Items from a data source
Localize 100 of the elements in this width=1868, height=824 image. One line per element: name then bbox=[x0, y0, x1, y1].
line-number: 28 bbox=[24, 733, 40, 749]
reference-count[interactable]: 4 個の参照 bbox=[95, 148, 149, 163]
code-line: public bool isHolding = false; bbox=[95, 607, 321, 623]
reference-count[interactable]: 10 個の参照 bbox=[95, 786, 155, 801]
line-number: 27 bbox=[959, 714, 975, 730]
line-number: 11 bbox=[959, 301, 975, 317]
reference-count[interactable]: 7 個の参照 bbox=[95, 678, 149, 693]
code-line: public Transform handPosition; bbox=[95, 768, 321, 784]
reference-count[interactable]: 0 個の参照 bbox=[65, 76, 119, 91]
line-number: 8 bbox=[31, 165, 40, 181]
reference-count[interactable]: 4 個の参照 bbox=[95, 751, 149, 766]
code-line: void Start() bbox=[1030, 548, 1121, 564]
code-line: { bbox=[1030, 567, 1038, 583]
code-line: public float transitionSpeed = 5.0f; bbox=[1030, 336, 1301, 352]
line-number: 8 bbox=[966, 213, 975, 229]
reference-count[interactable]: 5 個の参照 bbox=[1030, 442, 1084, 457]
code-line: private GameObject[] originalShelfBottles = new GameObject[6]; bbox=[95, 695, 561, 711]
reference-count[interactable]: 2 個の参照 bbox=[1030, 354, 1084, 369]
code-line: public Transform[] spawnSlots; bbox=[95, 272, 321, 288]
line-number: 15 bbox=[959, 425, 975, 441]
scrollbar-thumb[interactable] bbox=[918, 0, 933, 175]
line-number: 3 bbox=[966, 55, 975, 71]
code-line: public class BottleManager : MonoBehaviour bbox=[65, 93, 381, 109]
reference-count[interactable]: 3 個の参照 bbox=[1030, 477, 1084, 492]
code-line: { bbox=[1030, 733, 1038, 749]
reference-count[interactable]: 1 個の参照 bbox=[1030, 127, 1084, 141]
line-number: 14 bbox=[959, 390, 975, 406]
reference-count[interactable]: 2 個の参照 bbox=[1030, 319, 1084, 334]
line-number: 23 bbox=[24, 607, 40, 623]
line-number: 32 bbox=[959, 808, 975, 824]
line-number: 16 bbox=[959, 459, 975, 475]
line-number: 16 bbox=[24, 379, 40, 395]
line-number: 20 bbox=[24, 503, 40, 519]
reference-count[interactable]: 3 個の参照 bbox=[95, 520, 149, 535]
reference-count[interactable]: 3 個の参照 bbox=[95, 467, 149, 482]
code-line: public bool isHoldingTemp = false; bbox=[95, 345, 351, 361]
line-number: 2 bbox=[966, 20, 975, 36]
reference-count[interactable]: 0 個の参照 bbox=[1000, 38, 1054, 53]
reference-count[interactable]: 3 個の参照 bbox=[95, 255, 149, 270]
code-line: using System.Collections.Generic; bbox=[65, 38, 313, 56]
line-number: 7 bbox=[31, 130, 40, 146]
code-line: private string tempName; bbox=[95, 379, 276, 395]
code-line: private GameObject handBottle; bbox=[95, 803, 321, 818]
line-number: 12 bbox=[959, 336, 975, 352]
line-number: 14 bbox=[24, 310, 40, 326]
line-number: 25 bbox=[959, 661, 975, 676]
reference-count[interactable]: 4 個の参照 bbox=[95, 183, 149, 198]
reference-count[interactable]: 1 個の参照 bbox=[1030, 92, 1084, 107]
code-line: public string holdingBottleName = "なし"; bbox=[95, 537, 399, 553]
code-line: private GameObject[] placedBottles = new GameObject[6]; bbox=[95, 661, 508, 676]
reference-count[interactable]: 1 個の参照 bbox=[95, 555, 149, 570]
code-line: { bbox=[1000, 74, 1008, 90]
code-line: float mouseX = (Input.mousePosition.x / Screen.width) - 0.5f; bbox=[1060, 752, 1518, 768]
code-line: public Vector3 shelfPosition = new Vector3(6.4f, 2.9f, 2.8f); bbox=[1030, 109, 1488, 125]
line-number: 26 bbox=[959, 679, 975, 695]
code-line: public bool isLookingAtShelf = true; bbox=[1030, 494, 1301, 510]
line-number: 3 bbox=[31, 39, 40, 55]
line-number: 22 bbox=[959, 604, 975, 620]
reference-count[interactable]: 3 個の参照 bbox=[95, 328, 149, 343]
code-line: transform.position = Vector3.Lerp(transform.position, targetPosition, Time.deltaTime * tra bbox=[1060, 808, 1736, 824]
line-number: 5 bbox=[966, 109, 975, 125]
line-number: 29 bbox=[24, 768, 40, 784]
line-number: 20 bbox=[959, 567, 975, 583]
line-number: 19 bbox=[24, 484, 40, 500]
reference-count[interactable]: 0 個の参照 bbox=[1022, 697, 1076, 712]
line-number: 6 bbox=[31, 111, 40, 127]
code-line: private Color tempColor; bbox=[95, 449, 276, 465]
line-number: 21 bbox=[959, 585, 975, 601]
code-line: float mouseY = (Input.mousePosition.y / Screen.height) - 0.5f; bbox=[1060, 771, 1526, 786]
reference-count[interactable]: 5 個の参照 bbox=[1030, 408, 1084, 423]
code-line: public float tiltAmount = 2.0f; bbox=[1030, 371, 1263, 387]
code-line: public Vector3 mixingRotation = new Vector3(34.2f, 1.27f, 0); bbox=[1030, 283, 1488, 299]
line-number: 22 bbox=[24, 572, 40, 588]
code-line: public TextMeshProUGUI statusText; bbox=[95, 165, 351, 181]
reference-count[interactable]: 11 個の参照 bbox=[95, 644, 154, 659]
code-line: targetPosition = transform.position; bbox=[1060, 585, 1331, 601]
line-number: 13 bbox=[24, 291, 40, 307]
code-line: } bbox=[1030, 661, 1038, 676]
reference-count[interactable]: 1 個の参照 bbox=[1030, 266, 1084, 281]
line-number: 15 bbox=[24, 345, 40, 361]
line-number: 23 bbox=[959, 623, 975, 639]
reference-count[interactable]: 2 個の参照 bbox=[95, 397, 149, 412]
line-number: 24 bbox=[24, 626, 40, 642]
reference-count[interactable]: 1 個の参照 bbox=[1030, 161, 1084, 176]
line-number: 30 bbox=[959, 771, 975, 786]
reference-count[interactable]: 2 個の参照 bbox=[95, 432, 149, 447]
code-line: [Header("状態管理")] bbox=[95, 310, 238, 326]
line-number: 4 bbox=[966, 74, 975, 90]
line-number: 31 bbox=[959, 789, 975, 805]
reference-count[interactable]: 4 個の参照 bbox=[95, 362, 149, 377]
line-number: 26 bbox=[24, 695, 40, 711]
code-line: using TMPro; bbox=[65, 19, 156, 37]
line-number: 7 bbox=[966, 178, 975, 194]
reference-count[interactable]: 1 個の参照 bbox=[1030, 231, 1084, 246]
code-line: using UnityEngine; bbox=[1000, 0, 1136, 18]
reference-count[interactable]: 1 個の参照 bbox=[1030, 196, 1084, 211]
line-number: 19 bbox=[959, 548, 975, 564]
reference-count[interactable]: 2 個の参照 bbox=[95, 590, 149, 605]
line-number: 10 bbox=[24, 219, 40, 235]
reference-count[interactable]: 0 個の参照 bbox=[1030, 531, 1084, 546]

GOAL OF THE EXERCISE ▸
Format every line of the material as a JSON list of strings, one string per line, leaving out blank lines.

TASK OUTPUT ▸
[
  "Localize 100 of the elements in this width=1868, height=824 image. One line per element: name then bbox=[x0, y0, x1, y1].",
  "line-number: 28 bbox=[24, 733, 40, 749]",
  "reference-count[interactable]: 4 個の参照 bbox=[95, 148, 149, 163]",
  "code-line: public bool isHolding = false; bbox=[95, 607, 321, 623]",
  "reference-count[interactable]: 10 個の参照 bbox=[95, 786, 155, 801]",
  "line-number: 27 bbox=[959, 714, 975, 730]",
  "line-number: 11 bbox=[959, 301, 975, 317]",
  "reference-count[interactable]: 7 個の参照 bbox=[95, 678, 149, 693]",
  "code-line: public Transform handPosition; bbox=[95, 768, 321, 784]",
  "reference-count[interactable]: 0 個の参照 bbox=[65, 76, 119, 91]",
  "line-number: 8 bbox=[31, 165, 40, 181]",
  "reference-count[interactable]: 4 個の参照 bbox=[95, 751, 149, 766]",
  "code-line: void Start() bbox=[1030, 548, 1121, 564]",
  "code-line: { bbox=[1030, 567, 1038, 583]",
  "code-line: public float transitionSpeed = 5.0f; bbox=[1030, 336, 1301, 352]",
  "line-number: 8 bbox=[966, 213, 975, 229]",
  "reference-count[interactable]: 5 個の参照 bbox=[1030, 442, 1084, 457]",
  "code-line: private GameObject[] originalShelfBottles = new GameObject[6]; bbox=[95, 695, 561, 711]",
  "reference-count[interactable]: 2 個の参照 bbox=[1030, 354, 1084, 369]",
  "code-line: public Transform[] spawnSlots; bbox=[95, 272, 321, 288]",
  "line-number: 15 bbox=[959, 425, 975, 441]",
  "scrollbar-thumb[interactable] bbox=[918, 0, 933, 175]",
  "line-number: 3 bbox=[966, 55, 975, 71]",
  "code-line: public class BottleManager : MonoBehaviour bbox=[65, 93, 381, 109]",
  "reference-count[interactable]: 3 個の参照 bbox=[1030, 477, 1084, 492]",
  "code-line: { bbox=[1030, 733, 1038, 749]",
  "reference-count[interactable]: 1 個の参照 bbox=[1030, 127, 1084, 141]",
  "line-number: 14 bbox=[959, 390, 975, 406]",
  "reference-count[interactable]: 2 個の参照 bbox=[1030, 319, 1084, 334]",
  "line-number: 23 bbox=[24, 607, 40, 623]",
  "line-number: 32 bbox=[959, 808, 975, 824]",
  "line-number: 16 bbox=[959, 459, 975, 475]",
  "line-number: 16 bbox=[24, 379, 40, 395]",
  "line-number: 20 bbox=[24, 503, 40, 519]",
  "reference-count[interactable]: 3 個の参照 bbox=[95, 520, 149, 535]",
  "reference-count[interactable]: 3 個の参照 bbox=[95, 467, 149, 482]",
  "code-line: public bool isHoldingTemp = false; bbox=[95, 345, 351, 361]",
  "line-number: 2 bbox=[966, 20, 975, 36]",
  "reference-count[interactable]: 0 個の参照 bbox=[1000, 38, 1054, 53]",
  "reference-count[interactable]: 3 個の参照 bbox=[95, 255, 149, 270]",
  "code-line: using System.Collections.Generic; bbox=[65, 38, 313, 56]",
  "line-number: 7 bbox=[31, 130, 40, 146]",
  "code-line: private string tempName; bbox=[95, 379, 276, 395]",
  "code-line: private GameObject handBottle; bbox=[95, 803, 321, 818]",
  "line-number: 12 bbox=[959, 336, 975, 352]",
  "line-number: 14 bbox=[24, 310, 40, 326]",
  "line-number: 25 bbox=[959, 661, 975, 676]",
  "reference-count[interactable]: 4 個の参照 bbox=[95, 183, 149, 198]",
  "reference-count[interactable]: 1 個の参照 bbox=[1030, 92, 1084, 107]",
  "code-line: public string holdingBottleName = \"なし\"; bbox=[95, 537, 399, 553]",
  "code-line: private GameObject[] placedBottles = new GameObject[6]; bbox=[95, 661, 508, 676]",
  "reference-count[interactable]: 1 個の参照 bbox=[95, 555, 149, 570]",
  "code-line: { bbox=[1000, 74, 1008, 90]",
  "code-line: float mouseX = (Input.mousePosition.x / Screen.width) - 0.5f; bbox=[1060, 752, 1518, 768]",
  "code-line: public Vector3 shelfPosition = new Vector3(6.4f, 2.9f, 2.8f); bbox=[1030, 109, 1488, 125]",
  "line-number: 26 bbox=[959, 679, 975, 695]",
  "code-line: public bool isLookingAtShelf = true; bbox=[1030, 494, 1301, 510]",
  "line-number: 3 bbox=[31, 39, 40, 55]",
  "line-number: 22 bbox=[959, 604, 975, 620]",
  "reference-count[interactable]: 3 個の参照 bbox=[95, 328, 149, 343]",
  "code-line: transform.position = Vector3.Lerp(transform.position, targetPosition, Time.deltaTime * tra bbox=[1060, 808, 1736, 824]",
  "line-number: 5 bbox=[966, 109, 975, 125]",
  "line-number: 29 bbox=[24, 768, 40, 784]",
  "line-number: 20 bbox=[959, 567, 975, 583]",
  "line-number: 19 bbox=[24, 484, 40, 500]",
  "reference-count[interactable]: 0 個の参照 bbox=[1022, 697, 1076, 712]",
  "line-number: 6 bbox=[31, 111, 40, 127]",
  "code-line: private Color tempColor; bbox=[95, 449, 276, 465]",
  "line-number: 21 bbox=[959, 585, 975, 601]",
  "code-line: float mouseY = (Input.mousePosition.y / Screen.height) - 0.5f; bbox=[1060, 771, 1526, 786]",
  "reference-count[interactable]: 5 個の参照 bbox=[1030, 408, 1084, 423]",
  "code-line: public float tiltAmount = 2.0f; bbox=[1030, 371, 1263, 387]",
  "code-line: public Vector3 mixingRotation = new Vector3(34.2f, 1.27f, 0); bbox=[1030, 283, 1488, 299]",
  "line-number: 22 bbox=[24, 572, 40, 588]",
  "code-line: public TextMeshProUGUI statusText; bbox=[95, 165, 351, 181]",
  "reference-count[interactable]: 11 個の参照 bbox=[95, 644, 154, 659]",
  "code-line: targetPosition = transform.position; bbox=[1060, 585, 1331, 601]",
  "line-number: 13 bbox=[24, 291, 40, 307]",
  "code-line: } bbox=[1030, 661, 1038, 676]",
  "reference-count[interactable]: 1 個の参照 bbox=[1030, 266, 1084, 281]",
  "line-number: 15 bbox=[24, 345, 40, 361]",
  "line-number: 23 bbox=[959, 623, 975, 639]",
  "reference-count[interactable]: 2 個の参照 bbox=[95, 397, 149, 412]",
  "line-number: 24 bbox=[24, 626, 40, 642]",
  "reference-count[interactable]: 1 個の参照 bbox=[1030, 161, 1084, 176]",
  "line-number: 30 bbox=[959, 771, 975, 786]",
  "reference-count[interactable]: 2 個の参照 bbox=[95, 432, 149, 447]",
  "code-line: [Header(\"状態管理\")] bbox=[95, 310, 238, 326]",
  "line-number: 4 bbox=[966, 74, 975, 90]",
  "line-number: 31 bbox=[959, 789, 975, 805]",
  "reference-count[interactable]: 4 個の参照 bbox=[95, 362, 149, 377]",
  "line-number: 26 bbox=[24, 695, 40, 711]",
  "code-line: using TMPro; bbox=[65, 19, 156, 37]",
  "line-number: 7 bbox=[966, 178, 975, 194]",
  "reference-count[interactable]: 1 個の参照 bbox=[1030, 231, 1084, 246]",
  "code-line: using UnityEngine; bbox=[1000, 0, 1136, 18]",
  "reference-count[interactable]: 1 個の参照 bbox=[1030, 196, 1084, 211]",
  "line-number: 19 bbox=[959, 548, 975, 564]",
  "reference-count[interactable]: 2 個の参照 bbox=[95, 590, 149, 605]",
  "line-number: 10 bbox=[24, 219, 40, 235]",
  "reference-count[interactable]: 0 個の参照 bbox=[1030, 531, 1084, 546]"
]